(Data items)

>> BEGIN

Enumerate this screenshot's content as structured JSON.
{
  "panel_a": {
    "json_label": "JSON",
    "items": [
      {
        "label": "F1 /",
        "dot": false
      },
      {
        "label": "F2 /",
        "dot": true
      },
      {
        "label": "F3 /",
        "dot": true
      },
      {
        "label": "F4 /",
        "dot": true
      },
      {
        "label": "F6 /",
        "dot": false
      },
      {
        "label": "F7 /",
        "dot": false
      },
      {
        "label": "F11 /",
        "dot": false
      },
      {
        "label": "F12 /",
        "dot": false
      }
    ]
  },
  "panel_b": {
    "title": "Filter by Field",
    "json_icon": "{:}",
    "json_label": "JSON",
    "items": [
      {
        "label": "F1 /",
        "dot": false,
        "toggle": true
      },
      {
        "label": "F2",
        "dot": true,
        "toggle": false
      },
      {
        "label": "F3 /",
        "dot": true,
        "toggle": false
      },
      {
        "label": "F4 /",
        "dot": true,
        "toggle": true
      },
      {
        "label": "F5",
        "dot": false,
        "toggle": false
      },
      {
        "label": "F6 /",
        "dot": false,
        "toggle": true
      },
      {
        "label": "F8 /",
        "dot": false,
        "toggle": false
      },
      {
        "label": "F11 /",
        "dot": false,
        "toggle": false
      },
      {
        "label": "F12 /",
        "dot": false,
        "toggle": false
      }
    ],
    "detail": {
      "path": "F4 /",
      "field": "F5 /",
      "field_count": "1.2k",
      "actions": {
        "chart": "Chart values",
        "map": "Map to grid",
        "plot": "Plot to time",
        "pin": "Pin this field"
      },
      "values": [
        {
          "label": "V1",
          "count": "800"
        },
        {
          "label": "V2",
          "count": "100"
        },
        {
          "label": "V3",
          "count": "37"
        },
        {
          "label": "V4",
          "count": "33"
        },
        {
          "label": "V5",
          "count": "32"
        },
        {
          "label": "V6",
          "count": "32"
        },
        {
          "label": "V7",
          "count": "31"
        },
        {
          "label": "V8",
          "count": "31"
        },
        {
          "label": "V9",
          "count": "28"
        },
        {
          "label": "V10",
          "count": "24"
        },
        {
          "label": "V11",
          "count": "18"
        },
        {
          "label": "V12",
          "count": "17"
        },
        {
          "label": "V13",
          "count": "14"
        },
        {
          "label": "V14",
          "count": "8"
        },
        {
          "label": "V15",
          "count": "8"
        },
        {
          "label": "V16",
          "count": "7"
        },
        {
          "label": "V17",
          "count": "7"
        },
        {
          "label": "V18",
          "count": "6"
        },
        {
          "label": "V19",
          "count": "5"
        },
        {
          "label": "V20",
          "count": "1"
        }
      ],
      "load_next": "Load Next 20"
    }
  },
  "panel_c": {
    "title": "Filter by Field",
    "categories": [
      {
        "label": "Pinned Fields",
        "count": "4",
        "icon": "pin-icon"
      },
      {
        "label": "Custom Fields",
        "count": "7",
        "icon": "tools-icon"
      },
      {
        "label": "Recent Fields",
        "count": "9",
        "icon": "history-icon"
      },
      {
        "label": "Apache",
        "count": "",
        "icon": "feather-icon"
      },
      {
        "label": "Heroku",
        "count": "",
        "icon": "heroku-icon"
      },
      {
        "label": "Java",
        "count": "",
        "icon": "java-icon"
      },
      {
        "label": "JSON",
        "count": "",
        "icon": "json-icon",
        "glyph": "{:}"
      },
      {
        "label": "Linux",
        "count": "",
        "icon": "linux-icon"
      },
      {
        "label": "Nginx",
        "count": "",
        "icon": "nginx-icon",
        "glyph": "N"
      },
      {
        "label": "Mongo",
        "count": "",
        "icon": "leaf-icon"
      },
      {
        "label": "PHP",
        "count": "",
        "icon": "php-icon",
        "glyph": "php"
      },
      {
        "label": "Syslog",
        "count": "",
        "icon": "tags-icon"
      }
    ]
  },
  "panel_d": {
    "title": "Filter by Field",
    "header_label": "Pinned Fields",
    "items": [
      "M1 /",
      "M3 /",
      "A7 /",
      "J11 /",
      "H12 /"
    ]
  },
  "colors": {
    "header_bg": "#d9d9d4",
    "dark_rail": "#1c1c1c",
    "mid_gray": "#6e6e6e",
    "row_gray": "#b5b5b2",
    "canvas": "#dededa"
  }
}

>> END

*WRITTEN TASK:*
State how many lines above include the word "this", and nothing more.

*REPLY:*
2